Stored data:
........
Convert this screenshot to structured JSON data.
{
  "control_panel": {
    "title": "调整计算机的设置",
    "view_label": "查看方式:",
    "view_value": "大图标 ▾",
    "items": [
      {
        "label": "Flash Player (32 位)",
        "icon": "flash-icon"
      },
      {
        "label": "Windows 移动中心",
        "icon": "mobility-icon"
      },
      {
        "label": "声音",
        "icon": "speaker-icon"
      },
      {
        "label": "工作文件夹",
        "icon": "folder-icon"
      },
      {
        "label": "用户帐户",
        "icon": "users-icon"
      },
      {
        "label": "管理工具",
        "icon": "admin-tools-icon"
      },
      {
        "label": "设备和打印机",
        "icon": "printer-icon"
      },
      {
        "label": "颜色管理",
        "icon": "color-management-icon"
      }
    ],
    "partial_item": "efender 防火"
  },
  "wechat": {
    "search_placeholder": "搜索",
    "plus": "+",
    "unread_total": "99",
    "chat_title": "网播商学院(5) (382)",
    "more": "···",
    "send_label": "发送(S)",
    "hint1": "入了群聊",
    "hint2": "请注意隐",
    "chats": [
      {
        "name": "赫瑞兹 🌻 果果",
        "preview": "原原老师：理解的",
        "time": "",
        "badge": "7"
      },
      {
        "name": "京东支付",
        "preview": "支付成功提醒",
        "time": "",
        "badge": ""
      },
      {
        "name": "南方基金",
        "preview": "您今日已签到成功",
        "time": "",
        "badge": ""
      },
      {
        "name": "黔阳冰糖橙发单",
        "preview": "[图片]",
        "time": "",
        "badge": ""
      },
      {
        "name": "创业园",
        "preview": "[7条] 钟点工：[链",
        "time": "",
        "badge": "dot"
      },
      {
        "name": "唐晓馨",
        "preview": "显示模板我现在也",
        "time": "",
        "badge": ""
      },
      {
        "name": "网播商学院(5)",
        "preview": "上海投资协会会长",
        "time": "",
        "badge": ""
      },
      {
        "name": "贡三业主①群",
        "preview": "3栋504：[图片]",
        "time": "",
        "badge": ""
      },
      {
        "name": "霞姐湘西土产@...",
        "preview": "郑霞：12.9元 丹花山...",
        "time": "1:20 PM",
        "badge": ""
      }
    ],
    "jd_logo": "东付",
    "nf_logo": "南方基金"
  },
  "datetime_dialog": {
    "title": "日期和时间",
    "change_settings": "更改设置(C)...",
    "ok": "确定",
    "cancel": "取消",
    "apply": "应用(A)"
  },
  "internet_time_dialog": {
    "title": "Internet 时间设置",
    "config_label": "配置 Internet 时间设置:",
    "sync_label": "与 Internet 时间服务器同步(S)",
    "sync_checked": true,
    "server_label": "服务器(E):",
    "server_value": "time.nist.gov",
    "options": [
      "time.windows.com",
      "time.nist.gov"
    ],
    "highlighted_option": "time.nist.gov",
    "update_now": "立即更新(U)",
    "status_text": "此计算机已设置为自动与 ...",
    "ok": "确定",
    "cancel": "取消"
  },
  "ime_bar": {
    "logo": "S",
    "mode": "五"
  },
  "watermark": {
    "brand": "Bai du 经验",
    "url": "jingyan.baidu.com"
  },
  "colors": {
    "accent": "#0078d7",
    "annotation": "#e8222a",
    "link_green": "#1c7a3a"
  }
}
........
→ Short exercise
From the listing above, copy all lines holding the word "nist".

→ Completed task
    "server_value": "time.nist.gov",
      "time.nist.gov"
    "highlighted_option": "time.nist.gov",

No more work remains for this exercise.